#### EXERCISE INSTRUCTIONS:
Gather, from the data below, each line in which the word "point" occurs.

#### INPUT ROWS:
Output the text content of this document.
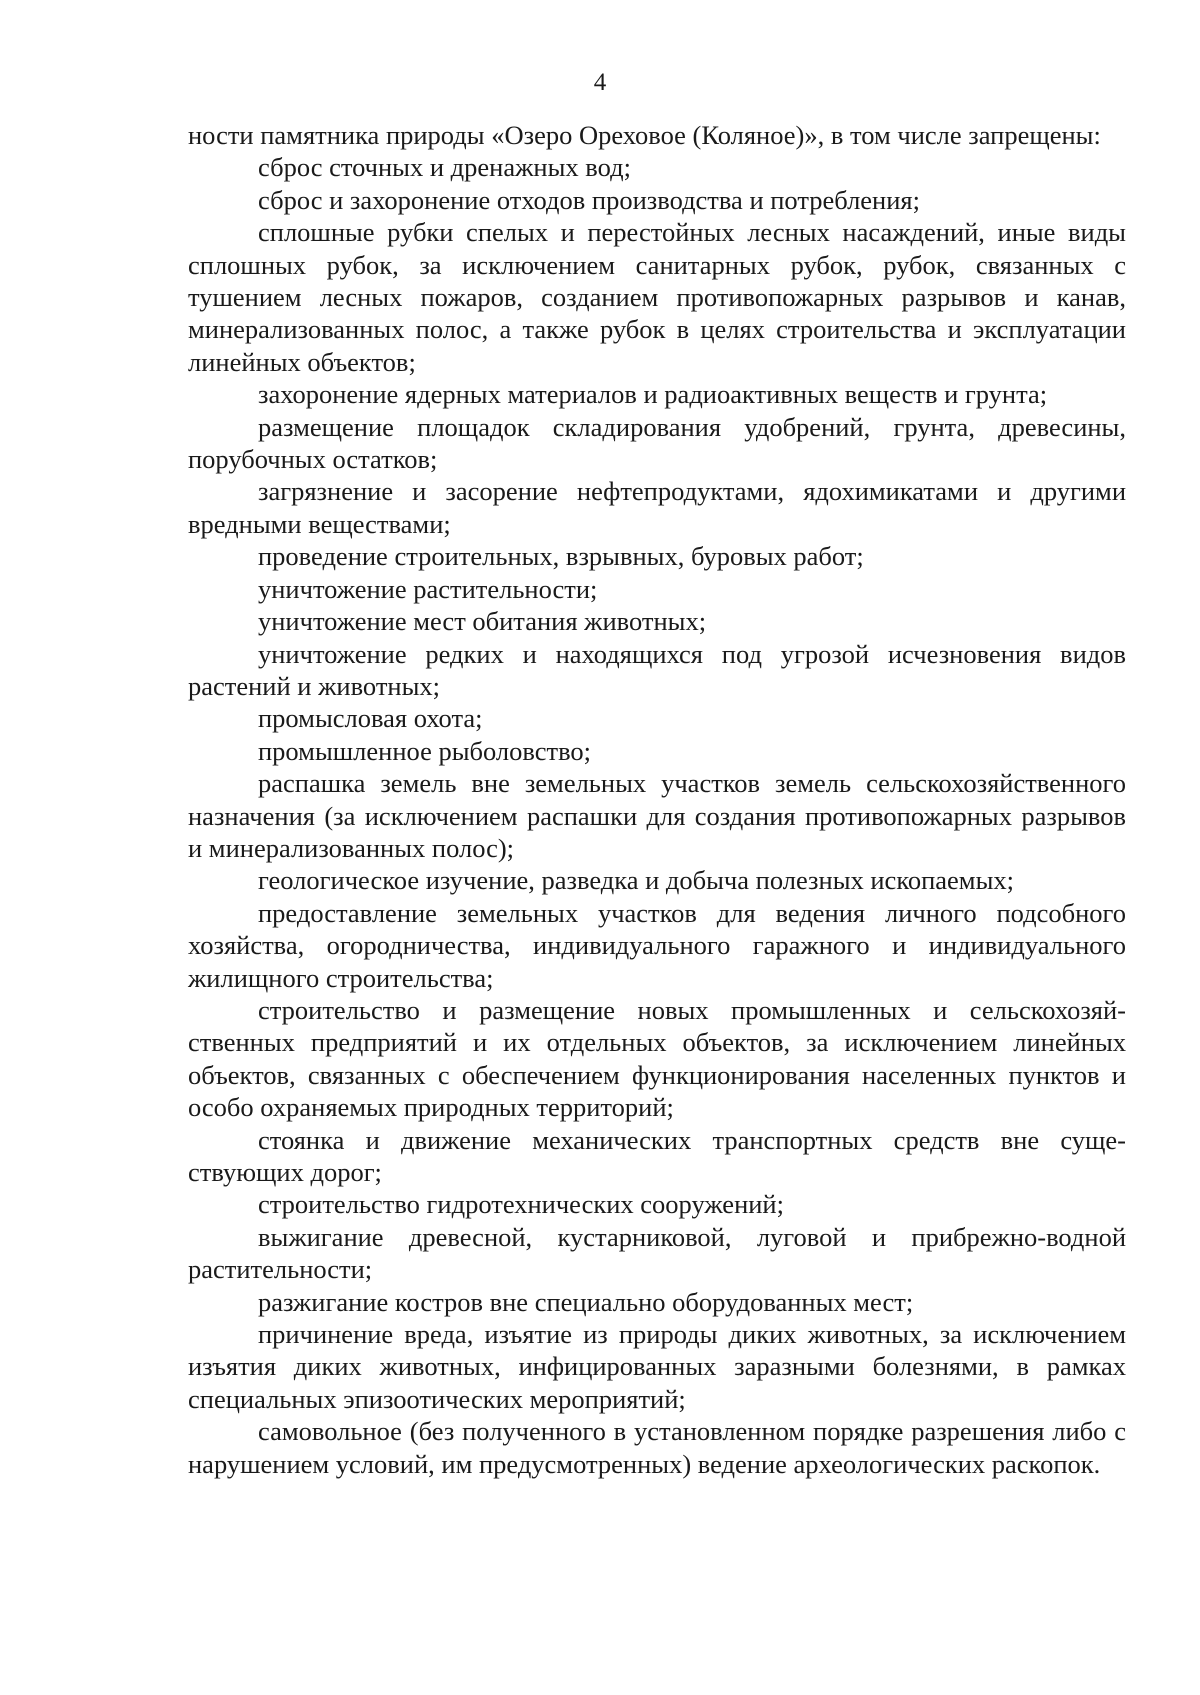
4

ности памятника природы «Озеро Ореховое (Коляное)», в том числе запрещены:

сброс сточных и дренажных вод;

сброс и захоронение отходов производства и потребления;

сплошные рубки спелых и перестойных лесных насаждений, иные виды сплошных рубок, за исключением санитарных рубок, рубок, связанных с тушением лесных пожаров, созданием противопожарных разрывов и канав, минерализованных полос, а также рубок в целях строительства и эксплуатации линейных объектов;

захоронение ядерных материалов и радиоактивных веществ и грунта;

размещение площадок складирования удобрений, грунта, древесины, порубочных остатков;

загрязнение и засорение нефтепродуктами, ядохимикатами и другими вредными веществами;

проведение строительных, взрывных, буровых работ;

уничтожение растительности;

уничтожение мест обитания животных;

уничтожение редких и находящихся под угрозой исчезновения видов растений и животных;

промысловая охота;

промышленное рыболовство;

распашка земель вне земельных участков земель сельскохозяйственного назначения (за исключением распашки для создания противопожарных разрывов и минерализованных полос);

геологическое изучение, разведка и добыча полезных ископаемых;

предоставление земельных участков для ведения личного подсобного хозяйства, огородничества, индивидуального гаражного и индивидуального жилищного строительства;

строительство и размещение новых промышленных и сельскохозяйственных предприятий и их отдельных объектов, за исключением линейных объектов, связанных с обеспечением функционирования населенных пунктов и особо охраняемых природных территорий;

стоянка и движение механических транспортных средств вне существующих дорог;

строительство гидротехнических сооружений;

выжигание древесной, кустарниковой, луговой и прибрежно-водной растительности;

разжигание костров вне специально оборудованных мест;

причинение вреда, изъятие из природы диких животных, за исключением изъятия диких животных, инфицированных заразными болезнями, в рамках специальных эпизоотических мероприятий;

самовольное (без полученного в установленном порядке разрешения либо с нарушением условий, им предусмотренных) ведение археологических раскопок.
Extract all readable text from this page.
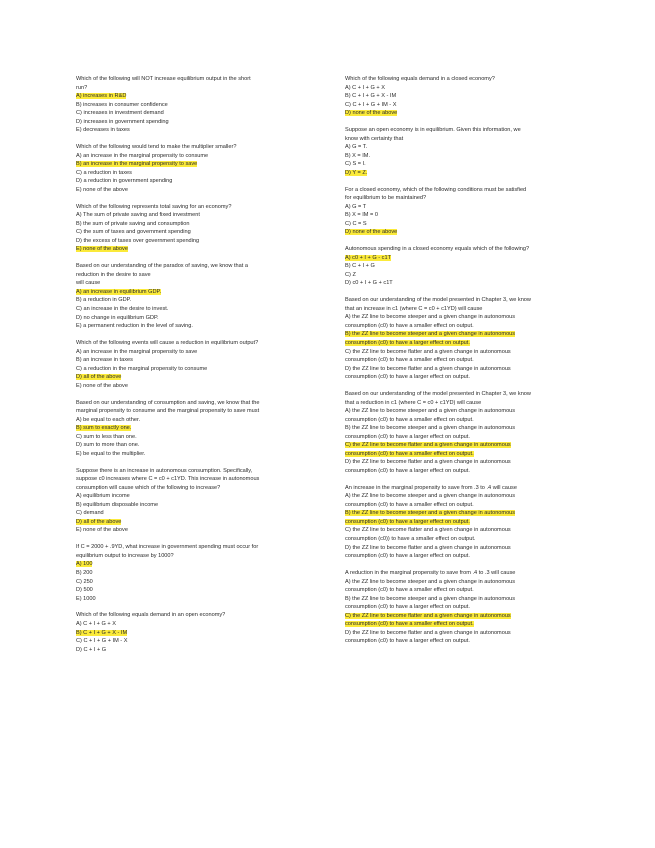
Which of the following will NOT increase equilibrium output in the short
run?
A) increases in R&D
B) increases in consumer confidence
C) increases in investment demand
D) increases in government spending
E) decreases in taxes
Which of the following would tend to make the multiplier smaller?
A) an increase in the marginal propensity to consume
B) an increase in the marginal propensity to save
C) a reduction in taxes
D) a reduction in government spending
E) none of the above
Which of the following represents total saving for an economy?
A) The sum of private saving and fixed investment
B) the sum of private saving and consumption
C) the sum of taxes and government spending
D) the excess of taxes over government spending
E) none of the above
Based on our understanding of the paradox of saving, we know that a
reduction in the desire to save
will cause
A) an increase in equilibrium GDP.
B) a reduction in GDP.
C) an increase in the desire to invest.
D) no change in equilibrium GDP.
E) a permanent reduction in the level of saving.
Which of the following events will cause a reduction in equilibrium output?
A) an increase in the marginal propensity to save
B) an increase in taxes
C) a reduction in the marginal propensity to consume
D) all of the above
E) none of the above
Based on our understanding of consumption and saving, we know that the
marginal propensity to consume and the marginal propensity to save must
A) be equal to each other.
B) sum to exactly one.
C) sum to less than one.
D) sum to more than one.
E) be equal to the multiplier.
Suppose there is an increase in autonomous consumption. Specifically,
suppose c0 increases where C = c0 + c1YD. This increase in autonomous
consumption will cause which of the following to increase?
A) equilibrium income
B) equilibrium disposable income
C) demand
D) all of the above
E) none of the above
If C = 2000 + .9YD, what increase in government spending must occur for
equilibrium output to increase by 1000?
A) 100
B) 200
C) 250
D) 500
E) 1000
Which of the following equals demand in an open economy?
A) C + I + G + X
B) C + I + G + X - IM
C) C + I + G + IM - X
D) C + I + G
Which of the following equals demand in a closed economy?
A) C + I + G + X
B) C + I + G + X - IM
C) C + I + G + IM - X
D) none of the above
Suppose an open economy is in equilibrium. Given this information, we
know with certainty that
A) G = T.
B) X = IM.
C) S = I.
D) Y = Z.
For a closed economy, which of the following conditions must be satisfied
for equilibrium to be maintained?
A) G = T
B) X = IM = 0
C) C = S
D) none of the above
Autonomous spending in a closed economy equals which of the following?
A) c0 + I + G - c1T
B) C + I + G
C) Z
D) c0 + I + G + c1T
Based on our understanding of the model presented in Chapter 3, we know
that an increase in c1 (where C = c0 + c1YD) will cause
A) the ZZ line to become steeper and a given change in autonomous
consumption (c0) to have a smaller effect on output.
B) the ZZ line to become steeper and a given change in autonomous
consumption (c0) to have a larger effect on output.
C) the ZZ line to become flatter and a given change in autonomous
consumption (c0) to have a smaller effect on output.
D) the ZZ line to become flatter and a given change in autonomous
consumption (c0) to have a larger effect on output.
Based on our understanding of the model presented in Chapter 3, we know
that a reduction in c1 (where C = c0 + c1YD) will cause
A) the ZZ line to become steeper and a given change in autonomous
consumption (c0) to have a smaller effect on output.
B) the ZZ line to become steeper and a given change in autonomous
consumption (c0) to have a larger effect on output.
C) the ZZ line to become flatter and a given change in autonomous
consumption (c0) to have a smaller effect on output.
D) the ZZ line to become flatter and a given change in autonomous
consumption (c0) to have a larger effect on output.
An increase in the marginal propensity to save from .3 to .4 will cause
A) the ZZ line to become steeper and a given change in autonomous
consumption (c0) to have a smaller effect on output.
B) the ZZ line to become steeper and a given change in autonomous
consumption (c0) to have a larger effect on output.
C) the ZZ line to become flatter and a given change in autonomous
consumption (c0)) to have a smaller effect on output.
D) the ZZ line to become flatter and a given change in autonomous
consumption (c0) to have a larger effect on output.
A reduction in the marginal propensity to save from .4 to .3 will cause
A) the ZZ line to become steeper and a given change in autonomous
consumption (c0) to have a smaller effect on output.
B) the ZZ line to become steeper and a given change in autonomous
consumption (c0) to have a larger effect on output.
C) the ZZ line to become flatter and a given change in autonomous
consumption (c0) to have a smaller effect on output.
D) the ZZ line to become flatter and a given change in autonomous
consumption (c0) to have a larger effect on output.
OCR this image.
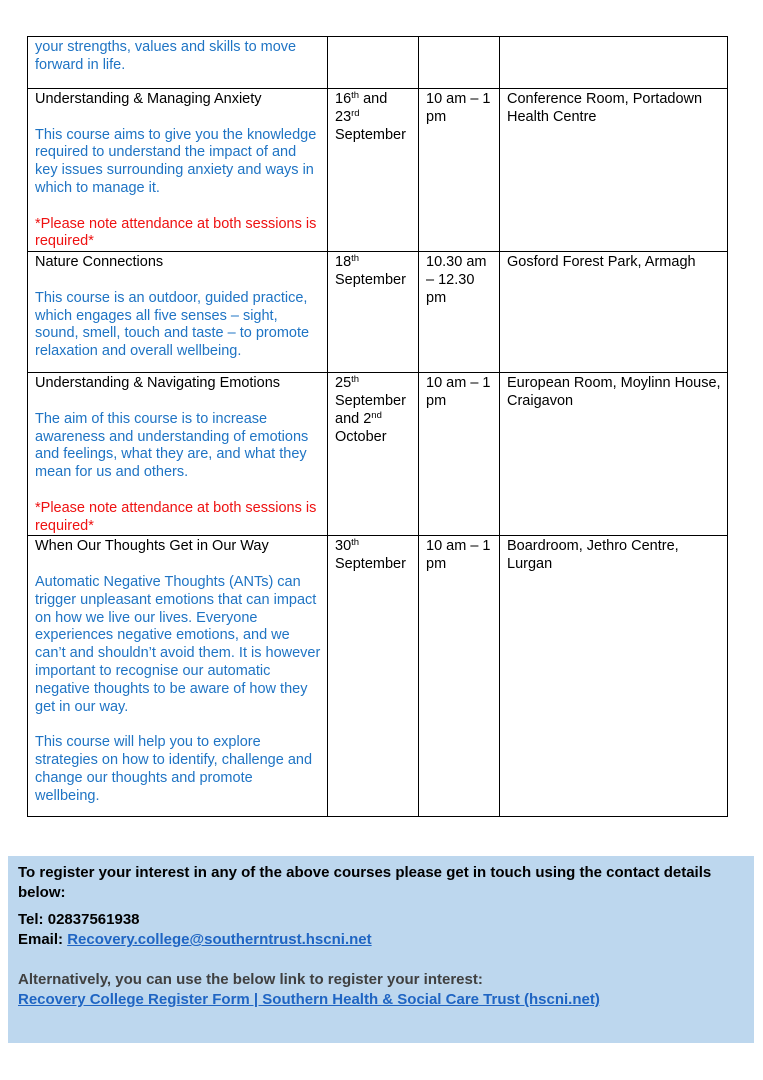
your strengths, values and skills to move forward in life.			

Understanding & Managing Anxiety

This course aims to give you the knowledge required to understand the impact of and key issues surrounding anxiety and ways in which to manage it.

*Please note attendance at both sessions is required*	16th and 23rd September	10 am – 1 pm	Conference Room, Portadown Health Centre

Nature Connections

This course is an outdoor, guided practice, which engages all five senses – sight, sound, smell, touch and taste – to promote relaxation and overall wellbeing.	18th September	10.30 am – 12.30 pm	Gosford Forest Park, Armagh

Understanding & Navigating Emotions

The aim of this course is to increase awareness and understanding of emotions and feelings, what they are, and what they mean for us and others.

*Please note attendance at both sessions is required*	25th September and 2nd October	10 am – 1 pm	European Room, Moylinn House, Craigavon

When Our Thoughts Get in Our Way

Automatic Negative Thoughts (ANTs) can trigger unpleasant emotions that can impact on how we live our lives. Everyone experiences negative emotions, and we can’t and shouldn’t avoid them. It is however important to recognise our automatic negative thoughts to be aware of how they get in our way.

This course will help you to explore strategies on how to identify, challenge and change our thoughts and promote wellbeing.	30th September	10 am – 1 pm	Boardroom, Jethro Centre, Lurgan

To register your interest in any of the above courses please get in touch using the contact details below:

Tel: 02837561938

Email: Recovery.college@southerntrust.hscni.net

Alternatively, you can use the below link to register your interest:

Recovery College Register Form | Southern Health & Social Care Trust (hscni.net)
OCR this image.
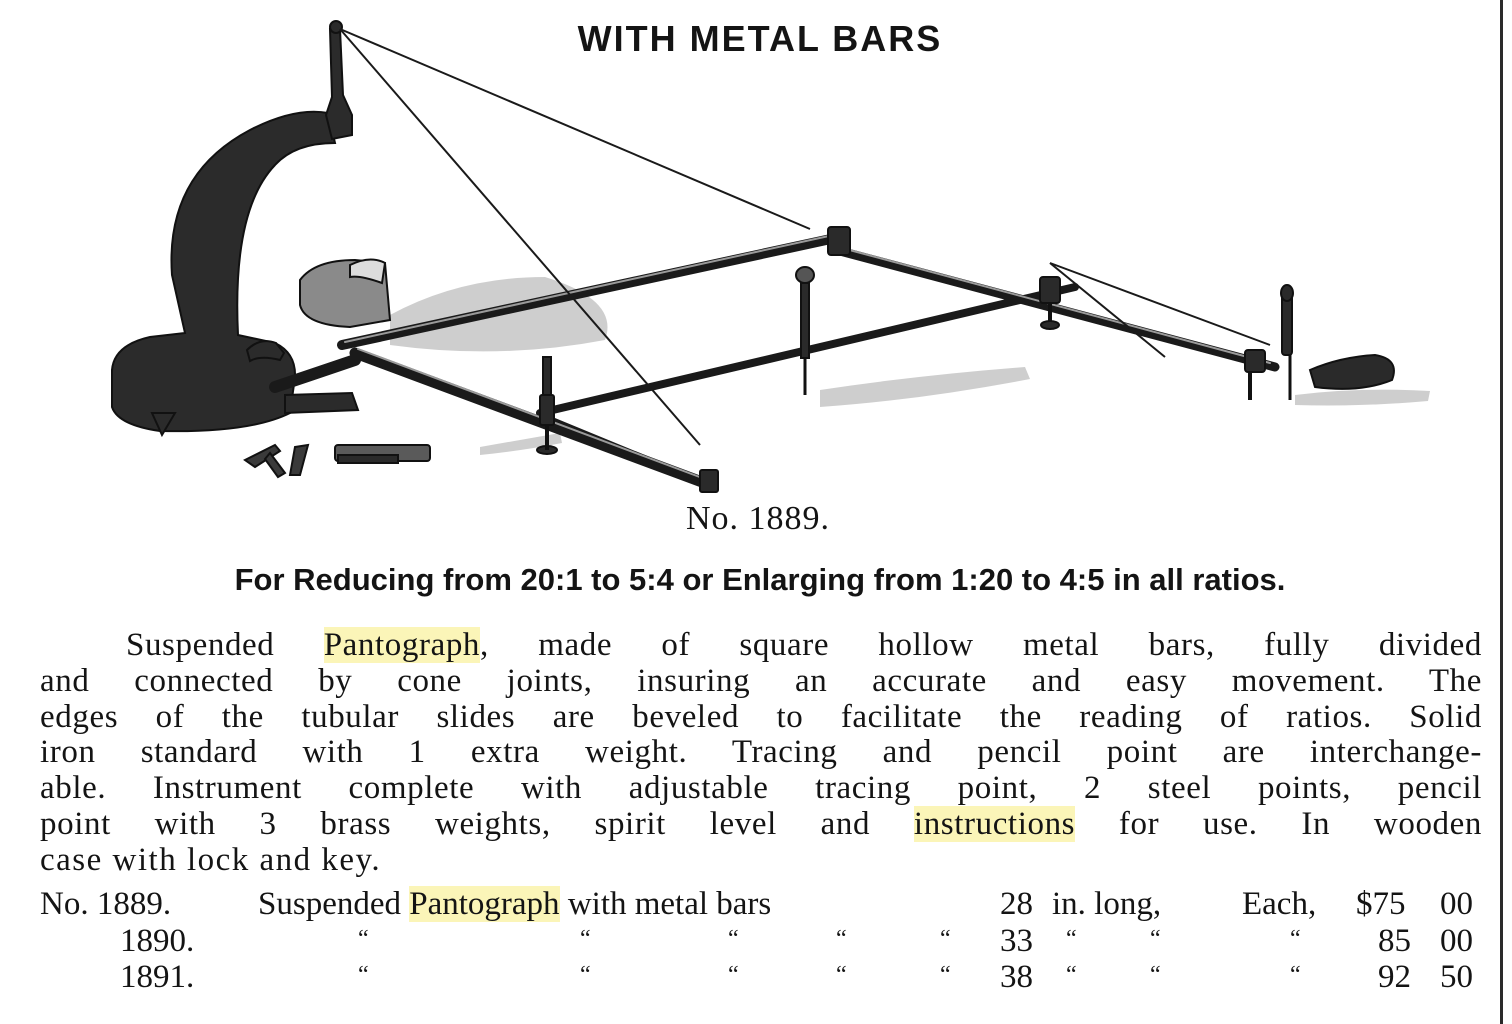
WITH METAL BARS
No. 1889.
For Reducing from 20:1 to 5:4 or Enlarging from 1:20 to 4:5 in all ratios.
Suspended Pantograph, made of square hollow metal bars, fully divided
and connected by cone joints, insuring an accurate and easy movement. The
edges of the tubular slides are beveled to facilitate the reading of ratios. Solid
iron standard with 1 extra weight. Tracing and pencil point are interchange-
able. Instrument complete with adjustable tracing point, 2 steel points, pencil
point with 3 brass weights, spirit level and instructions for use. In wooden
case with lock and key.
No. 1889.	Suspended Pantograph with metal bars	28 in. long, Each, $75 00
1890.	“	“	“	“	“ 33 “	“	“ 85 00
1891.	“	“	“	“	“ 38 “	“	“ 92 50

#### RESULT OF THE TASK:
iron standard with 1 extra weight. Tracing and pencil point are interchange-
able. Instrument complete with adjustable tracing point, 2 steel points, pencil
point with 3 brass weights, spirit level and instructions for use. In wooden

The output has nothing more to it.